[Problem] Every record that follows should be printed verbatim.

# # #

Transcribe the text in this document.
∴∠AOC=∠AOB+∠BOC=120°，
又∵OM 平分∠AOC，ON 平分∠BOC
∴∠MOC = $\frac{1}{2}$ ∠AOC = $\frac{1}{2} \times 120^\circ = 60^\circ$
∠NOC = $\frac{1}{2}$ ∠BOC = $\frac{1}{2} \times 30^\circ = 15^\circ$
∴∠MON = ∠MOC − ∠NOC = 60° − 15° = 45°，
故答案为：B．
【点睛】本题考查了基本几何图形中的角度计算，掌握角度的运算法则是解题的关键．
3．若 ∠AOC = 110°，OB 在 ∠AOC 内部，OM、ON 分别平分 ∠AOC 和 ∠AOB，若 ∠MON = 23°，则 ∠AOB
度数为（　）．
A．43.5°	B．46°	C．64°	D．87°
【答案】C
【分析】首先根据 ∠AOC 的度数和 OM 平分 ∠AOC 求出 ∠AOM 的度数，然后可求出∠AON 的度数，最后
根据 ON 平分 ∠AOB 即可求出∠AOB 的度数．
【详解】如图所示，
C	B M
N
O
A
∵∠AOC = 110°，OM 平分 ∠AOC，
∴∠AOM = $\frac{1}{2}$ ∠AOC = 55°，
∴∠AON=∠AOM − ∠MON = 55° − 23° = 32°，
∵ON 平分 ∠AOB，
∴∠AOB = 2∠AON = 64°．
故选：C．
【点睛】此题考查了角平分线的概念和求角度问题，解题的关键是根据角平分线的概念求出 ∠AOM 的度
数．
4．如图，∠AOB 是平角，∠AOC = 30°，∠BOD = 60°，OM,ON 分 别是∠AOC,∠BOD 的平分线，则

# # #

[Exercise solution]
Transcribe the text in this document.
∴∠AOC=∠AOB+∠BOC=120°，
又∵OM 平分∠AOC，ON 平分∠BOC
∴∠MOC = $\frac{1}{2}$ ∠AOC = $\frac{1}{2} \times 120^\circ = 60^\circ$
∠NOC = $\frac{1}{2}$ ∠BOC = $\frac{1}{2} \times 30^\circ = 15^\circ$
∴∠MON = ∠MOC − ∠NOC = 60° − 15° = 45°，
故答案为：B．
【点睛】本题考查了基本几何图形中的角度计算，掌握角度的运算法则是解题的关键．
3．若 ∠AOC = 110°，OB 在 ∠AOC 内部，OM、ON 分别平分 ∠AOC 和 ∠AOB，若 ∠MON = 23°，则 ∠AOB
度数为（　）．
A．43.5°	B．46°	C．64°	D．87°
【答案】C
【分析】首先根据 ∠AOC 的度数和 OM 平分 ∠AOC 求出 ∠AOM 的度数，然后可求出∠AON 的度数，最后
根据 ON 平分 ∠AOB 即可求出∠AOB 的度数．
【详解】如图所示，
C	B M
N
O
A
∵∠AOC = 110°，OM 平分 ∠AOC，
∴∠AOM = $\frac{1}{2}$ ∠AOC = 55°，
∴∠AON=∠AOM − ∠MON = 55° − 23° = 32°，
∵ON 平分 ∠AOB，
∴∠AOB = 2∠AON = 64°．
故选：C．
【点睛】此题考查了角平分线的概念和求角度问题，解题的关键是根据角平分线的概念求出 ∠AOM 的度
数．
4．如图，∠AOB 是平角，∠AOC = 30°，∠BOD = 60°，OM,ON 分 别是∠AOC,∠BOD 的平分线，则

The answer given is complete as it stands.